AIM: Search the material and gather each line with "will" in it.

Collected data:
** Start **

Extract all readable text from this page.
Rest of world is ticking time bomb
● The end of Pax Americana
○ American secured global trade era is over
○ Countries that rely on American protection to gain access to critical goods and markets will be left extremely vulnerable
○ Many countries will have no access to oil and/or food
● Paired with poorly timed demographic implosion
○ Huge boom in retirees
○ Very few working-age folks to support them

** End **

COMPLETED EXERCISE:
○ Countries that rely on American protection to gain access to critical goods and markets will be left extremely vulnerable
○ Many countries will have no access to oil and/or food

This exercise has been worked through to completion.